▶ What the task requires: Tally the lines that include "subtitle". Output the number only.

--- start of Raw records ---

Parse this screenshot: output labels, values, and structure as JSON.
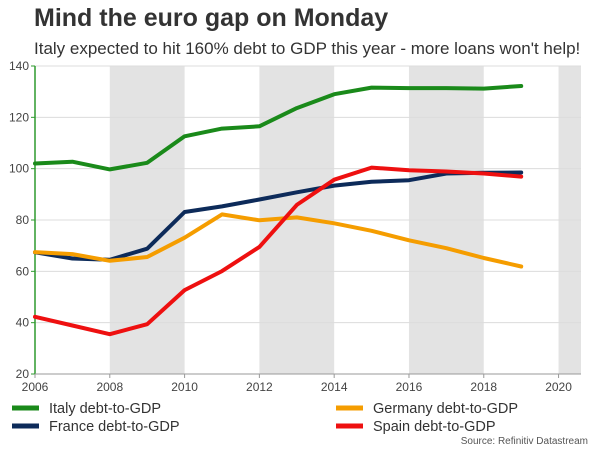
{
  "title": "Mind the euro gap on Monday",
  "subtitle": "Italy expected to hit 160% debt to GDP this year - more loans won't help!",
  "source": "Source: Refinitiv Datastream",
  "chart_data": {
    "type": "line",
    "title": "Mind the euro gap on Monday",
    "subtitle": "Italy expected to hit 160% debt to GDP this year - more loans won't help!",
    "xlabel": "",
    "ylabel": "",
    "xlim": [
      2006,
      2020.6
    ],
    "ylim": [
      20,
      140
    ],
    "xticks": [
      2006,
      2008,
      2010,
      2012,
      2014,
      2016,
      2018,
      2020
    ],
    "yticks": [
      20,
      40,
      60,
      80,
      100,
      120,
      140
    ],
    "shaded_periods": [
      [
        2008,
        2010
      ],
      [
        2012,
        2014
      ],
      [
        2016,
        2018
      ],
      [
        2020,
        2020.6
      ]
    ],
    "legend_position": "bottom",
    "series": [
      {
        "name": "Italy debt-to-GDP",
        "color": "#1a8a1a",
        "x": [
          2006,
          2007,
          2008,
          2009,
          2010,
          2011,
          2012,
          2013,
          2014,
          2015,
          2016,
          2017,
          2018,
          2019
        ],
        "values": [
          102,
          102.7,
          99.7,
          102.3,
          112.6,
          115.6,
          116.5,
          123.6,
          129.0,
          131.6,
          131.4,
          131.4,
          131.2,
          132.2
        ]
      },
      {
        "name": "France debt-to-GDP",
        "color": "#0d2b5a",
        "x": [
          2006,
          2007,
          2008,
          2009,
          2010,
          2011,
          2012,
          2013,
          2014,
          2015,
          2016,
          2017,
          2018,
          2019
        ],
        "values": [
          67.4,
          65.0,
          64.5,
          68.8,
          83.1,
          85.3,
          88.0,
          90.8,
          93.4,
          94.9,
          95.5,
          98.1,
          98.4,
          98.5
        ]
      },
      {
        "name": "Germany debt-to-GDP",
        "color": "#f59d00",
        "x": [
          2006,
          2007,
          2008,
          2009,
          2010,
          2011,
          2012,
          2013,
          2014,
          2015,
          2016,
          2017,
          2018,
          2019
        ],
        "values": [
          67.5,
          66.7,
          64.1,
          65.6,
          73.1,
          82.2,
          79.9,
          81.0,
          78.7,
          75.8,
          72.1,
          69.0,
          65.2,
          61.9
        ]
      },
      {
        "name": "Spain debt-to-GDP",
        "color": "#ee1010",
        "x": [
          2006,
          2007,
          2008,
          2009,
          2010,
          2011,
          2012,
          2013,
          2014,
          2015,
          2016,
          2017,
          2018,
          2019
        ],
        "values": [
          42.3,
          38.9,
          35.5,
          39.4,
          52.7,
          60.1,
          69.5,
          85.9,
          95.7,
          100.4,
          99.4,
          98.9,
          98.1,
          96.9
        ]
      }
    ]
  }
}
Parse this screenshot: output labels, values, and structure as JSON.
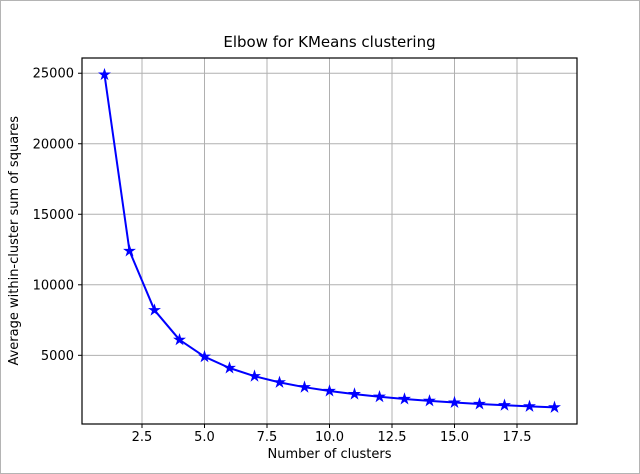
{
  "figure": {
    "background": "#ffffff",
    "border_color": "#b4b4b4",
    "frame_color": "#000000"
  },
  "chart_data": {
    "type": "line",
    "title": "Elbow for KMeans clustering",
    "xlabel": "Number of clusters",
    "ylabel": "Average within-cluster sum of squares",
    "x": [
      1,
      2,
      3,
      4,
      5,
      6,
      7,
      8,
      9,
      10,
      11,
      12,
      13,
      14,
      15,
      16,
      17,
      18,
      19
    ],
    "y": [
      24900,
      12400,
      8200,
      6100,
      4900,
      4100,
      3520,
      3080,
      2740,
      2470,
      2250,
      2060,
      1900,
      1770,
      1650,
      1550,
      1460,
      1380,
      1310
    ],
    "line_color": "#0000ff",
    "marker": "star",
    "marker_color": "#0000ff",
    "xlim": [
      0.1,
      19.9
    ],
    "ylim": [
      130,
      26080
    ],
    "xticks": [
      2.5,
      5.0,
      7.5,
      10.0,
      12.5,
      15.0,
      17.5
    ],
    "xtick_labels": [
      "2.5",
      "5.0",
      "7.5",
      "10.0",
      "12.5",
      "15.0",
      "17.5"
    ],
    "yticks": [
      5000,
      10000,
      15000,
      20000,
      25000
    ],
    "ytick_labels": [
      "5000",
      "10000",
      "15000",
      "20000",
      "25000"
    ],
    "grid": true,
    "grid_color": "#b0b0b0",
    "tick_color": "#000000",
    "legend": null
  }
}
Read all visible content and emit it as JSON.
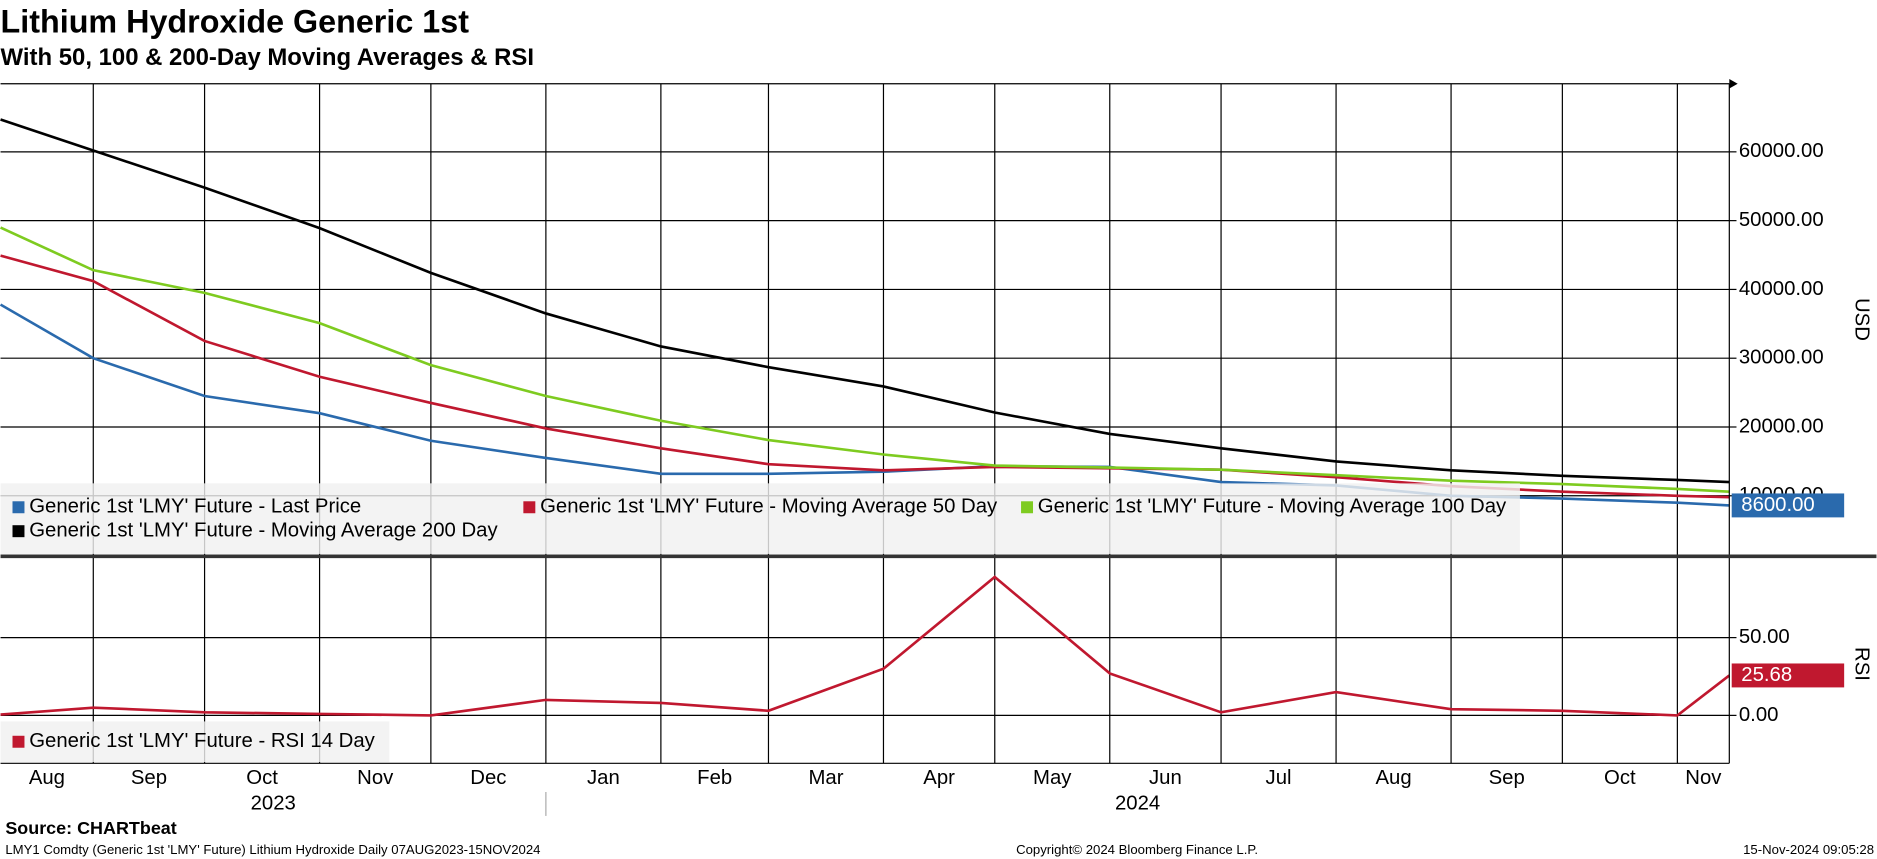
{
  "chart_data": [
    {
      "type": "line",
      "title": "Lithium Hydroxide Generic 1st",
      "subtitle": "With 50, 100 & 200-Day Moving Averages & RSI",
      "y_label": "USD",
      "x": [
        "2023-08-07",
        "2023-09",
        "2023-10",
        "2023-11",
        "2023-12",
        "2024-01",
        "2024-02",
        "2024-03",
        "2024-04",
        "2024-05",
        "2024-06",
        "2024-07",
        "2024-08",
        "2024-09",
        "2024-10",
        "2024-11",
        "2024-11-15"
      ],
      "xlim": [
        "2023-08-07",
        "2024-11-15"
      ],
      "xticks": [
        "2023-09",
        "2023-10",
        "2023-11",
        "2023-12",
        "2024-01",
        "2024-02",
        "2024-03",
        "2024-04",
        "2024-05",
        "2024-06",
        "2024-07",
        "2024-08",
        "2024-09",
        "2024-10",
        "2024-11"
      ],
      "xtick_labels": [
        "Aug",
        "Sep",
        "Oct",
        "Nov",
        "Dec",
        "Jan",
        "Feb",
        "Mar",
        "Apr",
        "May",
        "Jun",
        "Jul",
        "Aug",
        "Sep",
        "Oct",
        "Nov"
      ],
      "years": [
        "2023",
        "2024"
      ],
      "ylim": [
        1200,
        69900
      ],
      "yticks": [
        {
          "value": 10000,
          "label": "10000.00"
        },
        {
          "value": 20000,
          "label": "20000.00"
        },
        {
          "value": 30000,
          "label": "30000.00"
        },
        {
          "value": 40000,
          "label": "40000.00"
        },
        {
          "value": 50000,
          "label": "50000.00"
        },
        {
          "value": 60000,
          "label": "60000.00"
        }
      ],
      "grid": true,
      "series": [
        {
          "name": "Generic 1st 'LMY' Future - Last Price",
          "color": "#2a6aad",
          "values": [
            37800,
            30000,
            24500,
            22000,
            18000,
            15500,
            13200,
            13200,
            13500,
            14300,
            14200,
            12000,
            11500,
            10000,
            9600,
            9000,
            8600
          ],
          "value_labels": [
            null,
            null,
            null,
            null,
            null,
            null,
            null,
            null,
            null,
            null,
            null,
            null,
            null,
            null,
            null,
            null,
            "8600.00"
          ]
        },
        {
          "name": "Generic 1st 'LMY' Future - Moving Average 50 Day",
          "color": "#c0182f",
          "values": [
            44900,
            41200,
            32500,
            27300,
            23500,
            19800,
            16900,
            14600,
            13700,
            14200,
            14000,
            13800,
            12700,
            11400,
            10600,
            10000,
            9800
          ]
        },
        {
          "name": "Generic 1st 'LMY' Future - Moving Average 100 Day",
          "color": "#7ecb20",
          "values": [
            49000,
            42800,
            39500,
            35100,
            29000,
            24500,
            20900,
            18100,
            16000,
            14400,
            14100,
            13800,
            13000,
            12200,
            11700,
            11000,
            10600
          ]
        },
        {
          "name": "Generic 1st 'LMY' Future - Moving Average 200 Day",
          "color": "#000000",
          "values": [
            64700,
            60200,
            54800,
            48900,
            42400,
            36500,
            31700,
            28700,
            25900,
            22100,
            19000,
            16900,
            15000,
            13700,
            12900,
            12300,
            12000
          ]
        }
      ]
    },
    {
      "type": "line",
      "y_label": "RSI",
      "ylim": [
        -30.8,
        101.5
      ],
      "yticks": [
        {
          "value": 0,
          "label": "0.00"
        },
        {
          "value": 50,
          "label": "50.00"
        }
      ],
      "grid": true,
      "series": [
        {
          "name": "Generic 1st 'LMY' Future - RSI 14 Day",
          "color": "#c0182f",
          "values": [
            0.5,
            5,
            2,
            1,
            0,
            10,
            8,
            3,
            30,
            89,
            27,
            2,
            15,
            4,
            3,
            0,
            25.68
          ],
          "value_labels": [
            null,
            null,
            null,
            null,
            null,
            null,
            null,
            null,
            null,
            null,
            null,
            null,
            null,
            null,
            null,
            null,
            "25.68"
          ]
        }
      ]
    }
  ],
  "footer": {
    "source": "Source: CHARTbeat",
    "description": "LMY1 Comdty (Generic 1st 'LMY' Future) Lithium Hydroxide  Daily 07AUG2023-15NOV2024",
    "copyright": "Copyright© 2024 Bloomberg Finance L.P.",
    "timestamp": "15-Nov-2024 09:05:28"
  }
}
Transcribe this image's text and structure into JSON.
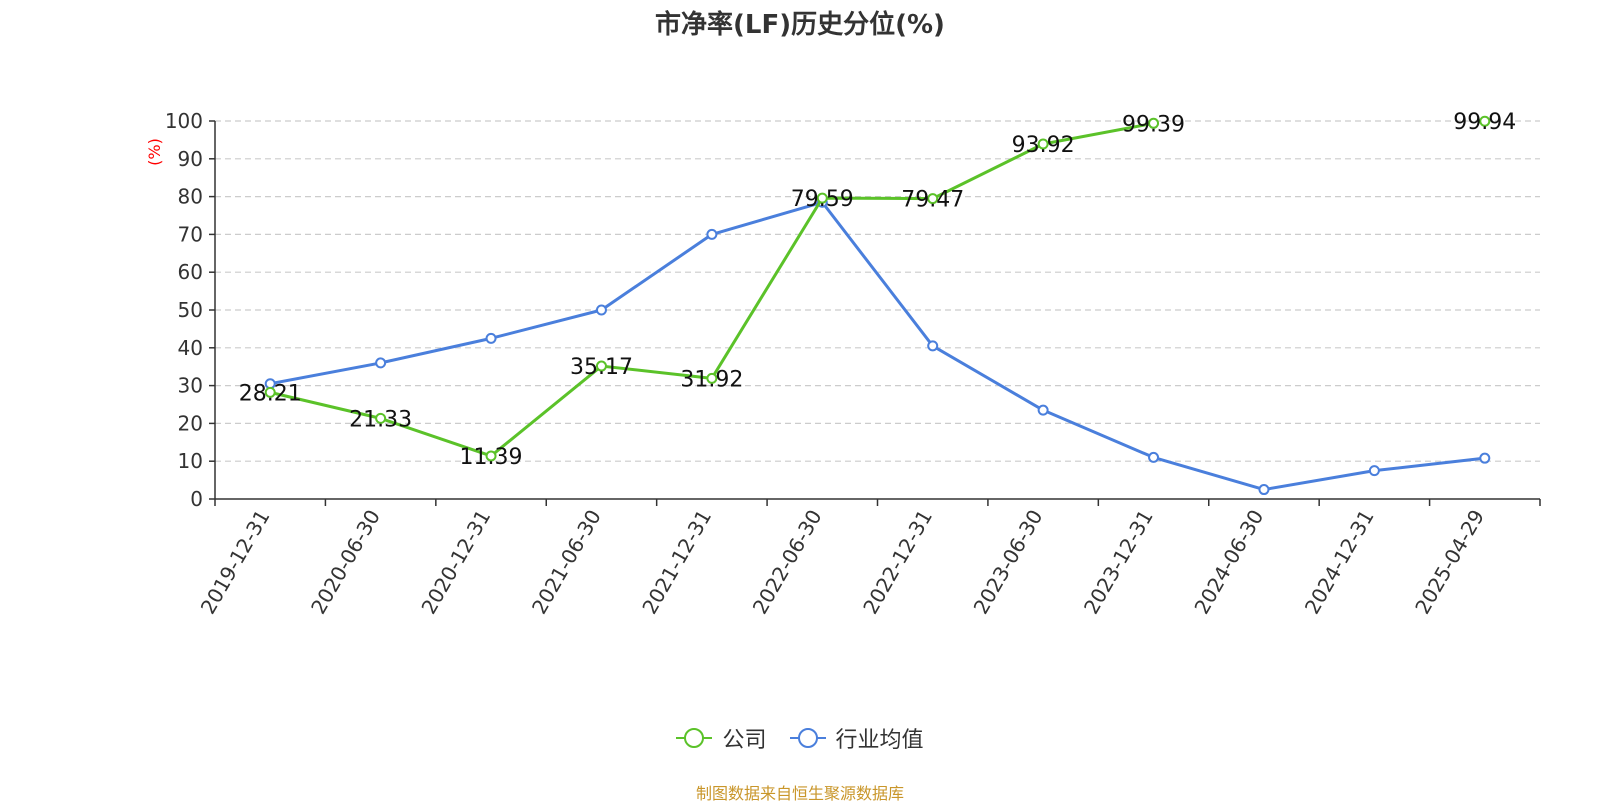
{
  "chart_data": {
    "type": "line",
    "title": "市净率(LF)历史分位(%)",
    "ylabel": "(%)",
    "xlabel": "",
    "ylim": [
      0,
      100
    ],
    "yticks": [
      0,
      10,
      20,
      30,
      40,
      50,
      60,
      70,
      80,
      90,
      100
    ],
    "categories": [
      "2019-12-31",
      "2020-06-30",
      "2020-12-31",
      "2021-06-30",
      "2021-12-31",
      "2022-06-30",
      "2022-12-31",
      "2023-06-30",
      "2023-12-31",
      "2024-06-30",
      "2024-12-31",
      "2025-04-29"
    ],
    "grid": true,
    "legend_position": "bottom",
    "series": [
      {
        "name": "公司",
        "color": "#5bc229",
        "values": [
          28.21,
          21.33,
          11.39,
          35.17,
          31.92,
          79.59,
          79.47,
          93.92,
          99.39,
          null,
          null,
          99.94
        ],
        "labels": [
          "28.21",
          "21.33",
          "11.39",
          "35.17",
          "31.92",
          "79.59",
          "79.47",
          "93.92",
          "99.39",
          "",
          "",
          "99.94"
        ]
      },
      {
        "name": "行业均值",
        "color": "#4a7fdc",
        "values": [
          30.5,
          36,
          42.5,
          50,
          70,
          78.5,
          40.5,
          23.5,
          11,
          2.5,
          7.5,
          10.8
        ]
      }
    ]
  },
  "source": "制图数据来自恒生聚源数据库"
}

--- end of Raw records ---

▶ Completed task: 3